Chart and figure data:
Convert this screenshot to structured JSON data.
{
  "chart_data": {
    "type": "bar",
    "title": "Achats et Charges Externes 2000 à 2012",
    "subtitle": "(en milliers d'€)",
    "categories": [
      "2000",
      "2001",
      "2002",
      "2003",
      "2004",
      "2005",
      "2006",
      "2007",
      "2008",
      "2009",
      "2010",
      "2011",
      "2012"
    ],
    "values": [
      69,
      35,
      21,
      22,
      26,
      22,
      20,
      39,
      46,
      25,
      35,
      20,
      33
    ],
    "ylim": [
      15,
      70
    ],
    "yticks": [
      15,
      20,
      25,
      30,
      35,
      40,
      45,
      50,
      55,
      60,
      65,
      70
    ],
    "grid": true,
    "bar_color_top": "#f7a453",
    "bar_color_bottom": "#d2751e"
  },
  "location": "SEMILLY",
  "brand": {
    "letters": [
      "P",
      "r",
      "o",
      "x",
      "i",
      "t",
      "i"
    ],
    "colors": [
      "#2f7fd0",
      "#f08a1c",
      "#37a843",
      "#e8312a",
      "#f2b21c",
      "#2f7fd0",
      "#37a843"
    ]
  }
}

AIM - All of the entries need to be reproduced exactly; please write them out.

EXPECTED ANSWER -
Convert this screenshot to structured JSON data.
{
  "chart_data": {
    "type": "bar",
    "title": "Achats et Charges Externes 2000 à 2012",
    "subtitle": "(en milliers d'€)",
    "categories": [
      "2000",
      "2001",
      "2002",
      "2003",
      "2004",
      "2005",
      "2006",
      "2007",
      "2008",
      "2009",
      "2010",
      "2011",
      "2012"
    ],
    "values": [
      69,
      35,
      21,
      22,
      26,
      22,
      20,
      39,
      46,
      25,
      35,
      20,
      33
    ],
    "ylim": [
      15,
      70
    ],
    "yticks": [
      15,
      20,
      25,
      30,
      35,
      40,
      45,
      50,
      55,
      60,
      65,
      70
    ],
    "grid": true,
    "bar_color_top": "#f7a453",
    "bar_color_bottom": "#d2751e"
  },
  "location": "SEMILLY",
  "brand": {
    "letters": [
      "P",
      "r",
      "o",
      "x",
      "i",
      "t",
      "i"
    ],
    "colors": [
      "#2f7fd0",
      "#f08a1c",
      "#37a843",
      "#e8312a",
      "#f2b21c",
      "#2f7fd0",
      "#37a843"
    ]
  }
}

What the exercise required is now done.